Data excerpts
- - -

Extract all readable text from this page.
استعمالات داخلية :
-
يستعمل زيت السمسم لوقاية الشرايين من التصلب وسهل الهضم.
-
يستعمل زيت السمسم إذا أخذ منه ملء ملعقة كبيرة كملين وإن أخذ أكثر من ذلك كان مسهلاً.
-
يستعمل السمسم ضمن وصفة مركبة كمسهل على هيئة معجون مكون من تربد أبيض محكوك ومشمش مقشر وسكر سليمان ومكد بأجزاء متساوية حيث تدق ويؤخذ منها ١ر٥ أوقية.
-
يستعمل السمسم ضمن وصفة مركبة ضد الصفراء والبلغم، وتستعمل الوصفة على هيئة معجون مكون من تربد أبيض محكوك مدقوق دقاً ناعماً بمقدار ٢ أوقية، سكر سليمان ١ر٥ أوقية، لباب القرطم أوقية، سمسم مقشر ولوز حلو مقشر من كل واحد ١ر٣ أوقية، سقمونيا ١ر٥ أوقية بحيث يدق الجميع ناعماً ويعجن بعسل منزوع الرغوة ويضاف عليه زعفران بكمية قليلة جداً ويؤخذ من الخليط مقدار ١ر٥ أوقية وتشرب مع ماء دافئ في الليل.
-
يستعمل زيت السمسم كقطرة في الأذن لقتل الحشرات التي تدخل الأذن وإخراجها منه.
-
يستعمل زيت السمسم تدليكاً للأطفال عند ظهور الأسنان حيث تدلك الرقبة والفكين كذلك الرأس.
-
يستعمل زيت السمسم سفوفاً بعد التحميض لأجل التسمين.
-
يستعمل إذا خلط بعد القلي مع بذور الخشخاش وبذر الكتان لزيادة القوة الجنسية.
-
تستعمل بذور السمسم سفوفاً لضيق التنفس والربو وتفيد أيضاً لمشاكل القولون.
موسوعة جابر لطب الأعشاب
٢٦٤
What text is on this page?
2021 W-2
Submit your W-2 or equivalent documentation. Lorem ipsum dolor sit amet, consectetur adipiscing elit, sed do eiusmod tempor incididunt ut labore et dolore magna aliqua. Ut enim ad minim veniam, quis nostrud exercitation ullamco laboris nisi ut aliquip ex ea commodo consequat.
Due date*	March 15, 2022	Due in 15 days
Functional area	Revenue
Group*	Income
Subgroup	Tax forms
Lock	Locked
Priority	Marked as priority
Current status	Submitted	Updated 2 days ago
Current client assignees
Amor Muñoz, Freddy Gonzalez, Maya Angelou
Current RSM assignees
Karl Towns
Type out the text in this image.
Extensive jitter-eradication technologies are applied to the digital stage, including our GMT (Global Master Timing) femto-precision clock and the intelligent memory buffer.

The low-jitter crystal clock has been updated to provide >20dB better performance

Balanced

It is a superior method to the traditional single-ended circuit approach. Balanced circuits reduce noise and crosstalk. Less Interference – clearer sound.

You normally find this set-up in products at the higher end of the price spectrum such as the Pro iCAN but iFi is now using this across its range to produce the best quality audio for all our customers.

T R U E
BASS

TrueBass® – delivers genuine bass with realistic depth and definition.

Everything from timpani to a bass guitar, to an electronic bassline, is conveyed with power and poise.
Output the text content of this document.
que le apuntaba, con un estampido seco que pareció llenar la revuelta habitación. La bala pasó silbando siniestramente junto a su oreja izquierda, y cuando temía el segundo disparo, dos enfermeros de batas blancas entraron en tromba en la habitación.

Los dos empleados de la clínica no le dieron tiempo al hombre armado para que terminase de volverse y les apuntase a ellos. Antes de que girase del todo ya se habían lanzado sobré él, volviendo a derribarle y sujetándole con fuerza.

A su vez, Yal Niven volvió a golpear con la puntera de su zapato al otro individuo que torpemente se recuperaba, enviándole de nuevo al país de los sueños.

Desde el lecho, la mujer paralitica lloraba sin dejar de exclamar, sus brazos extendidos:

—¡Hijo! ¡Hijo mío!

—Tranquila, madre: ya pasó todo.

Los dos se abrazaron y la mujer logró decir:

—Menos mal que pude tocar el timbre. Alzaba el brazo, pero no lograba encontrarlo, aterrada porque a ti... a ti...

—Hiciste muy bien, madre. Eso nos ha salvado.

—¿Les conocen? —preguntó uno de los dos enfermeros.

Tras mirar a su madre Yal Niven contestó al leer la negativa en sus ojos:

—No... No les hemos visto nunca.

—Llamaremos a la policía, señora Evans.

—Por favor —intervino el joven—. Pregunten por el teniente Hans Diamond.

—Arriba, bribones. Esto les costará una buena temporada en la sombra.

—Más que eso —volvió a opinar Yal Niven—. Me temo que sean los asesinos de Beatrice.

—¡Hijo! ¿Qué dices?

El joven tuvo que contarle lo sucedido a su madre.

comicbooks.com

- - -

> GOAL: Go through the material above and copy each line that has the word "ويؤخذ".

> RESULT FOR THIS EXERCISE:
يستعمل السمسم ضمن وصفة مركبة كمسهل على هيئة معجون مكون من تربد أبيض محكوك ومشمش مقشر وسكر سليمان ومكد بأجزاء متساوية حيث تدق ويؤخذ منها ١ر٥ أوقية.
يستعمل السمسم ضمن وصفة مركبة ضد الصفراء والبلغم، وتستعمل الوصفة على هيئة معجون مكون من تربد أبيض محكوك مدقوق دقاً ناعماً بمقدار ٢ أوقية، سكر سليمان ١ر٥ أوقية، لباب القرطم أوقية، سمسم مقشر ولوز حلو مقشر من كل واحد ١ر٣ أوقية، سقمونيا ١ر٥ أوقية بحيث يدق الجميع ناعماً ويعجن بعسل منزوع الرغوة ويضاف عليه زعفران بكمية قليلة جداً ويؤخذ من الخليط مقدار ١ر٥ أوقية وتشرب مع ماء دافئ في الليل.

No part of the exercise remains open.